=== DATASET ROWS ===
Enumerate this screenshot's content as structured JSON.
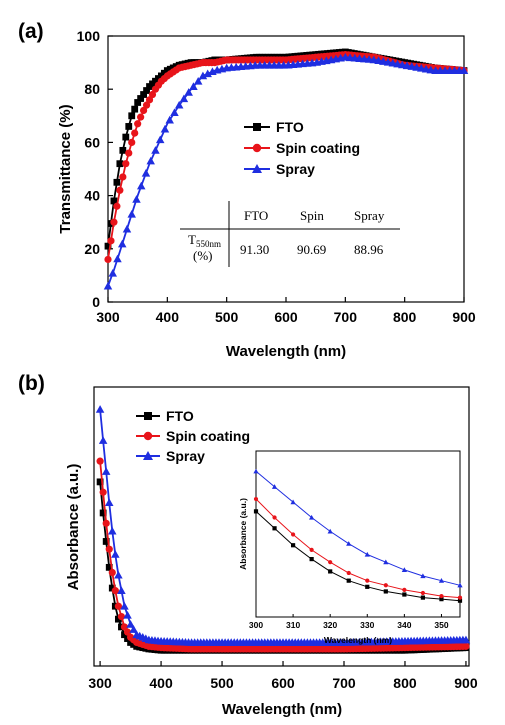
{
  "colors": {
    "FTO": "#000000",
    "Spin coating": "#e8141a",
    "Spray": "#1f2ee0"
  },
  "chart_data": [
    {
      "panel": "(a)",
      "type": "line",
      "xlabel": "Wavelength (nm)",
      "ylabel": "Transmittance (%)",
      "xlim": [
        300,
        900
      ],
      "ylim": [
        0,
        100
      ],
      "xticks": [
        300,
        400,
        500,
        600,
        700,
        800,
        900
      ],
      "yticks": [
        0,
        20,
        40,
        60,
        80,
        100
      ],
      "legend_position": "center-right",
      "grid": false,
      "series": [
        {
          "name": "FTO",
          "marker": "square",
          "x": [
            300,
            310,
            320,
            330,
            340,
            350,
            360,
            370,
            380,
            390,
            400,
            420,
            440,
            460,
            480,
            500,
            550,
            600,
            650,
            700,
            750,
            800,
            850,
            900
          ],
          "y": [
            21,
            38,
            52,
            62,
            70,
            75,
            78,
            81,
            83,
            85,
            87,
            89,
            90,
            90,
            91,
            91,
            92,
            92,
            93,
            94,
            92,
            90,
            88,
            87
          ]
        },
        {
          "name": "Spin coating",
          "marker": "circle",
          "x": [
            300,
            310,
            320,
            330,
            340,
            350,
            360,
            370,
            380,
            390,
            400,
            420,
            440,
            460,
            480,
            500,
            550,
            600,
            650,
            700,
            750,
            800,
            850,
            900
          ],
          "y": [
            16,
            30,
            42,
            52,
            60,
            67,
            72,
            76,
            80,
            83,
            85,
            88,
            89,
            90,
            90,
            91,
            91,
            91,
            92,
            93,
            92,
            89,
            88,
            87
          ]
        },
        {
          "name": "Spray",
          "marker": "triangle",
          "x": [
            300,
            310,
            320,
            330,
            340,
            350,
            360,
            370,
            380,
            390,
            400,
            420,
            440,
            460,
            480,
            500,
            550,
            600,
            650,
            700,
            750,
            800,
            850,
            900
          ],
          "y": [
            6,
            12,
            19,
            26,
            33,
            40,
            46,
            52,
            57,
            62,
            67,
            74,
            80,
            85,
            87,
            88,
            89,
            89,
            90,
            92,
            91,
            89,
            87,
            87
          ]
        }
      ],
      "inset_table": {
        "headers": [
          "",
          "FTO",
          "Spin",
          "Spray"
        ],
        "row_label_main": "T",
        "row_label_sub": "550nm",
        "row_label_unit": "(%)",
        "values": [
          "91.30",
          "90.69",
          "88.96"
        ]
      }
    },
    {
      "panel": "(b)",
      "type": "line",
      "xlabel": "Wavelength (nm)",
      "ylabel": "Absorbance (a.u.)",
      "xlim": [
        290,
        905
      ],
      "ylim": [
        0,
        1
      ],
      "xticks": [
        300,
        400,
        500,
        600,
        700,
        800,
        900
      ],
      "legend_position": "top-left",
      "grid": false,
      "series": [
        {
          "name": "FTO",
          "marker": "square",
          "x": [
            300,
            305,
            310,
            315,
            320,
            325,
            330,
            340,
            350,
            360,
            380,
            400,
            450,
            500,
            600,
            700,
            800,
            900
          ],
          "y": [
            0.68,
            0.56,
            0.45,
            0.35,
            0.27,
            0.2,
            0.15,
            0.09,
            0.06,
            0.045,
            0.035,
            0.03,
            0.03,
            0.03,
            0.03,
            0.03,
            0.03,
            0.04
          ]
        },
        {
          "name": "Spin coating",
          "marker": "circle",
          "x": [
            300,
            305,
            310,
            315,
            320,
            325,
            330,
            340,
            350,
            360,
            380,
            400,
            450,
            500,
            600,
            700,
            800,
            900
          ],
          "y": [
            0.76,
            0.64,
            0.52,
            0.42,
            0.33,
            0.26,
            0.2,
            0.12,
            0.08,
            0.06,
            0.045,
            0.04,
            0.035,
            0.035,
            0.035,
            0.035,
            0.04,
            0.045
          ]
        },
        {
          "name": "Spray",
          "marker": "triangle",
          "x": [
            300,
            305,
            310,
            315,
            320,
            325,
            330,
            340,
            350,
            360,
            380,
            400,
            450,
            500,
            600,
            700,
            800,
            900
          ],
          "y": [
            0.96,
            0.84,
            0.72,
            0.6,
            0.49,
            0.4,
            0.32,
            0.2,
            0.13,
            0.09,
            0.07,
            0.065,
            0.06,
            0.06,
            0.06,
            0.06,
            0.065,
            0.07
          ]
        }
      ],
      "inset": {
        "xlabel": "Wavelength (nm)",
        "ylabel": "Absorbance (a.u.)",
        "xlim": [
          300,
          355
        ],
        "xticks": [
          300,
          310,
          320,
          330,
          340,
          350
        ],
        "ylim": [
          0,
          1
        ],
        "series": [
          {
            "name": "FTO",
            "x": [
              300,
              305,
              310,
              315,
              320,
              325,
              330,
              335,
              340,
              345,
              350,
              355
            ],
            "y": [
              0.66,
              0.55,
              0.44,
              0.35,
              0.27,
              0.21,
              0.17,
              0.14,
              0.12,
              0.1,
              0.09,
              0.08
            ]
          },
          {
            "name": "Spin coating",
            "x": [
              300,
              305,
              310,
              315,
              320,
              325,
              330,
              335,
              340,
              345,
              350,
              355
            ],
            "y": [
              0.74,
              0.62,
              0.51,
              0.41,
              0.33,
              0.26,
              0.21,
              0.18,
              0.15,
              0.13,
              0.11,
              0.1
            ]
          },
          {
            "name": "Spray",
            "x": [
              300,
              305,
              310,
              315,
              320,
              325,
              330,
              335,
              340,
              345,
              350,
              355
            ],
            "y": [
              0.92,
              0.82,
              0.72,
              0.62,
              0.53,
              0.45,
              0.38,
              0.33,
              0.28,
              0.24,
              0.21,
              0.18
            ]
          }
        ]
      }
    }
  ]
}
===
WRITTEN INSTRUCTION:
Omit the images and transcribe all of the records above word for word.

SOLUTION TO THIS TASK:
Enumerate this screenshot's content as structured JSON.
{
  "colors": {
    "FTO": "#000000",
    "Spin coating": "#e8141a",
    "Spray": "#1f2ee0"
  },
  "chart_data": [
    {
      "panel": "(a)",
      "type": "line",
      "xlabel": "Wavelength (nm)",
      "ylabel": "Transmittance (%)",
      "xlim": [
        300,
        900
      ],
      "ylim": [
        0,
        100
      ],
      "xticks": [
        300,
        400,
        500,
        600,
        700,
        800,
        900
      ],
      "yticks": [
        0,
        20,
        40,
        60,
        80,
        100
      ],
      "legend_position": "center-right",
      "grid": false,
      "series": [
        {
          "name": "FTO",
          "marker": "square",
          "x": [
            300,
            310,
            320,
            330,
            340,
            350,
            360,
            370,
            380,
            390,
            400,
            420,
            440,
            460,
            480,
            500,
            550,
            600,
            650,
            700,
            750,
            800,
            850,
            900
          ],
          "y": [
            21,
            38,
            52,
            62,
            70,
            75,
            78,
            81,
            83,
            85,
            87,
            89,
            90,
            90,
            91,
            91,
            92,
            92,
            93,
            94,
            92,
            90,
            88,
            87
          ]
        },
        {
          "name": "Spin coating",
          "marker": "circle",
          "x": [
            300,
            310,
            320,
            330,
            340,
            350,
            360,
            370,
            380,
            390,
            400,
            420,
            440,
            460,
            480,
            500,
            550,
            600,
            650,
            700,
            750,
            800,
            850,
            900
          ],
          "y": [
            16,
            30,
            42,
            52,
            60,
            67,
            72,
            76,
            80,
            83,
            85,
            88,
            89,
            90,
            90,
            91,
            91,
            91,
            92,
            93,
            92,
            89,
            88,
            87
          ]
        },
        {
          "name": "Spray",
          "marker": "triangle",
          "x": [
            300,
            310,
            320,
            330,
            340,
            350,
            360,
            370,
            380,
            390,
            400,
            420,
            440,
            460,
            480,
            500,
            550,
            600,
            650,
            700,
            750,
            800,
            850,
            900
          ],
          "y": [
            6,
            12,
            19,
            26,
            33,
            40,
            46,
            52,
            57,
            62,
            67,
            74,
            80,
            85,
            87,
            88,
            89,
            89,
            90,
            92,
            91,
            89,
            87,
            87
          ]
        }
      ],
      "inset_table": {
        "headers": [
          "",
          "FTO",
          "Spin",
          "Spray"
        ],
        "row_label_main": "T",
        "row_label_sub": "550nm",
        "row_label_unit": "(%)",
        "values": [
          "91.30",
          "90.69",
          "88.96"
        ]
      }
    },
    {
      "panel": "(b)",
      "type": "line",
      "xlabel": "Wavelength (nm)",
      "ylabel": "Absorbance (a.u.)",
      "xlim": [
        290,
        905
      ],
      "ylim": [
        0,
        1
      ],
      "xticks": [
        300,
        400,
        500,
        600,
        700,
        800,
        900
      ],
      "legend_position": "top-left",
      "grid": false,
      "series": [
        {
          "name": "FTO",
          "marker": "square",
          "x": [
            300,
            305,
            310,
            315,
            320,
            325,
            330,
            340,
            350,
            360,
            380,
            400,
            450,
            500,
            600,
            700,
            800,
            900
          ],
          "y": [
            0.68,
            0.56,
            0.45,
            0.35,
            0.27,
            0.2,
            0.15,
            0.09,
            0.06,
            0.045,
            0.035,
            0.03,
            0.03,
            0.03,
            0.03,
            0.03,
            0.03,
            0.04
          ]
        },
        {
          "name": "Spin coating",
          "marker": "circle",
          "x": [
            300,
            305,
            310,
            315,
            320,
            325,
            330,
            340,
            350,
            360,
            380,
            400,
            450,
            500,
            600,
            700,
            800,
            900
          ],
          "y": [
            0.76,
            0.64,
            0.52,
            0.42,
            0.33,
            0.26,
            0.2,
            0.12,
            0.08,
            0.06,
            0.045,
            0.04,
            0.035,
            0.035,
            0.035,
            0.035,
            0.04,
            0.045
          ]
        },
        {
          "name": "Spray",
          "marker": "triangle",
          "x": [
            300,
            305,
            310,
            315,
            320,
            325,
            330,
            340,
            350,
            360,
            380,
            400,
            450,
            500,
            600,
            700,
            800,
            900
          ],
          "y": [
            0.96,
            0.84,
            0.72,
            0.6,
            0.49,
            0.4,
            0.32,
            0.2,
            0.13,
            0.09,
            0.07,
            0.065,
            0.06,
            0.06,
            0.06,
            0.06,
            0.065,
            0.07
          ]
        }
      ],
      "inset": {
        "xlabel": "Wavelength (nm)",
        "ylabel": "Absorbance (a.u.)",
        "xlim": [
          300,
          355
        ],
        "xticks": [
          300,
          310,
          320,
          330,
          340,
          350
        ],
        "ylim": [
          0,
          1
        ],
        "series": [
          {
            "name": "FTO",
            "x": [
              300,
              305,
              310,
              315,
              320,
              325,
              330,
              335,
              340,
              345,
              350,
              355
            ],
            "y": [
              0.66,
              0.55,
              0.44,
              0.35,
              0.27,
              0.21,
              0.17,
              0.14,
              0.12,
              0.1,
              0.09,
              0.08
            ]
          },
          {
            "name": "Spin coating",
            "x": [
              300,
              305,
              310,
              315,
              320,
              325,
              330,
              335,
              340,
              345,
              350,
              355
            ],
            "y": [
              0.74,
              0.62,
              0.51,
              0.41,
              0.33,
              0.26,
              0.21,
              0.18,
              0.15,
              0.13,
              0.11,
              0.1
            ]
          },
          {
            "name": "Spray",
            "x": [
              300,
              305,
              310,
              315,
              320,
              325,
              330,
              335,
              340,
              345,
              350,
              355
            ],
            "y": [
              0.92,
              0.82,
              0.72,
              0.62,
              0.53,
              0.45,
              0.38,
              0.33,
              0.28,
              0.24,
              0.21,
              0.18
            ]
          }
        ]
      }
    }
  ]
}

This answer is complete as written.